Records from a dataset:
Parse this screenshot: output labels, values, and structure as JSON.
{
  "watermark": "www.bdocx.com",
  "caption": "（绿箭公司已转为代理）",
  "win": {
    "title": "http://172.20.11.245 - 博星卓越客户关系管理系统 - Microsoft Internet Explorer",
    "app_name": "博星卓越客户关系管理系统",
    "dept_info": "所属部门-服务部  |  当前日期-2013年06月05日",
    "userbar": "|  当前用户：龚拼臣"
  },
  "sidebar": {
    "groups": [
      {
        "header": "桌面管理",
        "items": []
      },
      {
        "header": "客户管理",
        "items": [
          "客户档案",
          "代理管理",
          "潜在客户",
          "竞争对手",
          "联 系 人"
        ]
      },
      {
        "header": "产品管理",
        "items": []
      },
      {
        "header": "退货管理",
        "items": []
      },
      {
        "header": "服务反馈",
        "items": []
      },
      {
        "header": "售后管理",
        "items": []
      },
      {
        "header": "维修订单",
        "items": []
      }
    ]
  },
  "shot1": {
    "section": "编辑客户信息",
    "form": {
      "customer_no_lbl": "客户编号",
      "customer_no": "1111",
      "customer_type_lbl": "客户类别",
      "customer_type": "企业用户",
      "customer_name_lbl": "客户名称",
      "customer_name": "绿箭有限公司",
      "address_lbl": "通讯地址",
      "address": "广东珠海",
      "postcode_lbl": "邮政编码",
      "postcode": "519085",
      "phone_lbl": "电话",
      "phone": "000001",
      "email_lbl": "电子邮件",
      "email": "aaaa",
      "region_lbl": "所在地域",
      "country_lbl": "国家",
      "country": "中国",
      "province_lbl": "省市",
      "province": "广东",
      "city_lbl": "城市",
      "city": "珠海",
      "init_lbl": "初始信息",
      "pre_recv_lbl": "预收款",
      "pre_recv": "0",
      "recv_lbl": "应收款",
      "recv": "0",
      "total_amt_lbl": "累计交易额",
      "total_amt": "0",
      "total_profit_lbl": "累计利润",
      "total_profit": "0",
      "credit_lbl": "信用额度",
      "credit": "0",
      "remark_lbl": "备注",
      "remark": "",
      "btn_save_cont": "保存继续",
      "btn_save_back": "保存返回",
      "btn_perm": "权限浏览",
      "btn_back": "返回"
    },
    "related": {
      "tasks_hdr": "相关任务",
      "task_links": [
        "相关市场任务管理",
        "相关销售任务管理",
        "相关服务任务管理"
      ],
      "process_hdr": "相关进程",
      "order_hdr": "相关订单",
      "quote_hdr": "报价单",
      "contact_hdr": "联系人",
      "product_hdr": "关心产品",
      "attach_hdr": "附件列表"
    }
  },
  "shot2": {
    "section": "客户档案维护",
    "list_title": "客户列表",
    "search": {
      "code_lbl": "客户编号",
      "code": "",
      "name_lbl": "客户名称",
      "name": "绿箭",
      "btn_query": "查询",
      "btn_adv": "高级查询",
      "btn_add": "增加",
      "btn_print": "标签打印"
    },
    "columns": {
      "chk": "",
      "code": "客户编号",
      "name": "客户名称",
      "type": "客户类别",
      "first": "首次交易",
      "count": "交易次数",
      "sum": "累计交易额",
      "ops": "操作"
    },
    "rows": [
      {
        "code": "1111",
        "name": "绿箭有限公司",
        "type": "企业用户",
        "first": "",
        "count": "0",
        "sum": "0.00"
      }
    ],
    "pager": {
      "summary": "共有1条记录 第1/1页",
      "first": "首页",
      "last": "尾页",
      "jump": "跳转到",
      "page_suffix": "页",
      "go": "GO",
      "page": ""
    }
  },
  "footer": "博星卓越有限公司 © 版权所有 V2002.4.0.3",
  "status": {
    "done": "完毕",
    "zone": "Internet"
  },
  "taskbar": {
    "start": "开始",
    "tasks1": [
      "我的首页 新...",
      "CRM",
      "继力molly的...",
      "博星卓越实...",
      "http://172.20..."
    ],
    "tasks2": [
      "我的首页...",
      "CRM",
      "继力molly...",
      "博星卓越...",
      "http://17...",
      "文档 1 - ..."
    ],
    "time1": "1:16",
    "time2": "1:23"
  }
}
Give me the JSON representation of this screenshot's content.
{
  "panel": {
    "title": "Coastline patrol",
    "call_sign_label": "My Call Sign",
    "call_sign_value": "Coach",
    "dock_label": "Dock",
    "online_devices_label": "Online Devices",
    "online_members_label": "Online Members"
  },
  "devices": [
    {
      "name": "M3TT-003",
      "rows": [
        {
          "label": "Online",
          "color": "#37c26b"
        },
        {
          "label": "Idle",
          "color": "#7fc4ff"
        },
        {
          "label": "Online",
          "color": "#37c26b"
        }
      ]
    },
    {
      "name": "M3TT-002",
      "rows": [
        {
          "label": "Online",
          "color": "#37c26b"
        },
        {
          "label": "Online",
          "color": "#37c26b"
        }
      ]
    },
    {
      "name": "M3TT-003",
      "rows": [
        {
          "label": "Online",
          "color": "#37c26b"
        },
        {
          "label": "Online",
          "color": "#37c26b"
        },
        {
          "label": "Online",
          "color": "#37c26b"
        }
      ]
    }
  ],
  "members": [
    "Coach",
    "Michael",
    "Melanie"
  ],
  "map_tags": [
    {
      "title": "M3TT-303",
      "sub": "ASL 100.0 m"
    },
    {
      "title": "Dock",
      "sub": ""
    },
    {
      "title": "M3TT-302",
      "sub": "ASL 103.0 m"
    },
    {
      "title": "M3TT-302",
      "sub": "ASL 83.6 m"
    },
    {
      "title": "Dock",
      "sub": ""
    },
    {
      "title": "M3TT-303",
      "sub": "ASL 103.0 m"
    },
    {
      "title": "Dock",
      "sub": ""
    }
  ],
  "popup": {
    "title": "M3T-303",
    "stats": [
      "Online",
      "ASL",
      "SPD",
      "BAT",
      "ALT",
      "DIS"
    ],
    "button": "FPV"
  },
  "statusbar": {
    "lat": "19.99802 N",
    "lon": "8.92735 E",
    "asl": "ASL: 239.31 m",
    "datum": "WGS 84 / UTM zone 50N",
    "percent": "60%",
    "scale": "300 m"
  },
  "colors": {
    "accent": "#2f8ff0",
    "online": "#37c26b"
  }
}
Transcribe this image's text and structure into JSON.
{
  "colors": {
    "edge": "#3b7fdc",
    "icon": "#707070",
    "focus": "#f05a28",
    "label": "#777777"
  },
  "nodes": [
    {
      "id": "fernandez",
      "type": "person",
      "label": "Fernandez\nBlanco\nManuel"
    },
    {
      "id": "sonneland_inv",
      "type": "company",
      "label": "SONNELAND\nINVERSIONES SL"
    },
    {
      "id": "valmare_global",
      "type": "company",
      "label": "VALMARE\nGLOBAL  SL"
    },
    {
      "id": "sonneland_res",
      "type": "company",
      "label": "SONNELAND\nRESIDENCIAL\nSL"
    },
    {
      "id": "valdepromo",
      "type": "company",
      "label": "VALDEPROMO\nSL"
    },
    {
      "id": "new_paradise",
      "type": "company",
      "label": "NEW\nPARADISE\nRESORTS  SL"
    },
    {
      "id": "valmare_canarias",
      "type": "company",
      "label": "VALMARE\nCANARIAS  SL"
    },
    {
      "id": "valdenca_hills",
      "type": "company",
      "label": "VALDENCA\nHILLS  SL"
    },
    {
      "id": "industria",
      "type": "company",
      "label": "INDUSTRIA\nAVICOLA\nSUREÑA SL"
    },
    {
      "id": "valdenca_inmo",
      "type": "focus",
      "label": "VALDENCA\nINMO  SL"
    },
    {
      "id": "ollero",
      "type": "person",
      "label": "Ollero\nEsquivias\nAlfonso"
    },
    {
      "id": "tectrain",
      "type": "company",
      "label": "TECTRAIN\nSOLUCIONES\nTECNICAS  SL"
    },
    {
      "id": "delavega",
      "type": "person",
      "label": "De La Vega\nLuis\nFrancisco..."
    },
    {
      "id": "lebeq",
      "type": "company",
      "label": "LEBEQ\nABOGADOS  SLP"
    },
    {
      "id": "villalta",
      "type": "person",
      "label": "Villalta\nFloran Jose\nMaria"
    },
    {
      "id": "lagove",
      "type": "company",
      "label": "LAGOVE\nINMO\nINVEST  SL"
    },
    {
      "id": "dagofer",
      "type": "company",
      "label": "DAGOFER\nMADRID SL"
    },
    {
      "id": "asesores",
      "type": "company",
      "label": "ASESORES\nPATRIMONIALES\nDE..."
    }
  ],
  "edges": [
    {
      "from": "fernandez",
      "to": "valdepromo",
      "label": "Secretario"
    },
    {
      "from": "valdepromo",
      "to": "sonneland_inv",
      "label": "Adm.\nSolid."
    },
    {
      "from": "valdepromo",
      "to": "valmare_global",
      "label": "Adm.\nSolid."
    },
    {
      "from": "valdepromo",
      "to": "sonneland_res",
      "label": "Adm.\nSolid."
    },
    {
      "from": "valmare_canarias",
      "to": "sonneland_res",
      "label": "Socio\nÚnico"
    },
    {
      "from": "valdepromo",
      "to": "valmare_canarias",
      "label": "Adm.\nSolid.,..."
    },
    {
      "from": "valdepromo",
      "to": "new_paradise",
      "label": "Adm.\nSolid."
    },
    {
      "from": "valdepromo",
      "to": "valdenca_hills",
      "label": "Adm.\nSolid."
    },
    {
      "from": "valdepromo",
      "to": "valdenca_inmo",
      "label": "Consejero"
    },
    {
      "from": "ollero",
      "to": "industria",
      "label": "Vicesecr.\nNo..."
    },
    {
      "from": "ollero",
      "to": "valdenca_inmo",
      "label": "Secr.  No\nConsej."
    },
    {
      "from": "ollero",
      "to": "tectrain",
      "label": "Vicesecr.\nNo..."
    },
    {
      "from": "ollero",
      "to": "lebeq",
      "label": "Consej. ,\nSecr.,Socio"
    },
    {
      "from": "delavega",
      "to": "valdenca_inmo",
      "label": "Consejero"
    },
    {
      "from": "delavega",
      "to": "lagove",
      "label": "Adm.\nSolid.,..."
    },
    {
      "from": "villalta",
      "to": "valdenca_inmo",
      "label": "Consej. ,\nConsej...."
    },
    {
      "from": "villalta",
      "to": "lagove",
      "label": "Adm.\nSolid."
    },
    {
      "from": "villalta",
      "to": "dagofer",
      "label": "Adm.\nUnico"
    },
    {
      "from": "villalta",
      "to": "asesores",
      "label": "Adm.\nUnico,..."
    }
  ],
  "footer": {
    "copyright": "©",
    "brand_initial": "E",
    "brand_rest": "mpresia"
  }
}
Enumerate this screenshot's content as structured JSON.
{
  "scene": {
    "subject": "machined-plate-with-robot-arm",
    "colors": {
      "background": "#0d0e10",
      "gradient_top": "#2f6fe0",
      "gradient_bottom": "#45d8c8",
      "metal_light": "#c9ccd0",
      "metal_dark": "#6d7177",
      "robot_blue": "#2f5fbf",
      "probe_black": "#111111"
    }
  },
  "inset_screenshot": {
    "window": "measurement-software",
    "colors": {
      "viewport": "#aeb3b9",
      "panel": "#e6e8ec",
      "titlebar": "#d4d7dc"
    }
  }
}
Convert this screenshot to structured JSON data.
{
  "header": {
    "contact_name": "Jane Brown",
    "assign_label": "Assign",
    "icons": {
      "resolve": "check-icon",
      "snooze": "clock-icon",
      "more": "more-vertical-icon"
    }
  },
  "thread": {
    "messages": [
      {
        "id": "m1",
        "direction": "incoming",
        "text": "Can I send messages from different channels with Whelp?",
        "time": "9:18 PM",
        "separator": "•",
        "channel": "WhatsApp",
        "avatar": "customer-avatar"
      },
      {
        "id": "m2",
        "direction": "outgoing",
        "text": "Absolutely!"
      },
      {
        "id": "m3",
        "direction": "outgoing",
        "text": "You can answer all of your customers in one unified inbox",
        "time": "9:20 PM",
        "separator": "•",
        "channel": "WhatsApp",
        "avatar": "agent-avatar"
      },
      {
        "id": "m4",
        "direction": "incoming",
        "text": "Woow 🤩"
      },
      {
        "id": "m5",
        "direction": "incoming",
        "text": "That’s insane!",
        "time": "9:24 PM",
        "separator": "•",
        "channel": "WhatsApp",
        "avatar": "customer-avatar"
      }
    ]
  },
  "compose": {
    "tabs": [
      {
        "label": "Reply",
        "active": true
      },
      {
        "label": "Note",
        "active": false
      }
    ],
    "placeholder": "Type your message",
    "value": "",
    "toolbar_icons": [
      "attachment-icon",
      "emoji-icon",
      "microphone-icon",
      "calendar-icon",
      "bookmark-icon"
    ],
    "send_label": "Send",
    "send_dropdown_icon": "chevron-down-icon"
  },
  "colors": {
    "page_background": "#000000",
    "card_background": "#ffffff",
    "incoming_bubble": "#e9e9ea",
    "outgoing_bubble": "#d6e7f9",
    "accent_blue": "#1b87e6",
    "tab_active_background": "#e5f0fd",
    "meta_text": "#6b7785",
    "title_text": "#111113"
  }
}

What needs to be done: Pick out and copy every line that contains the word "content".

Written answer:
Give me the JSON representation of this screenshot's content.
Enumerate this screenshot's content as structured JSON.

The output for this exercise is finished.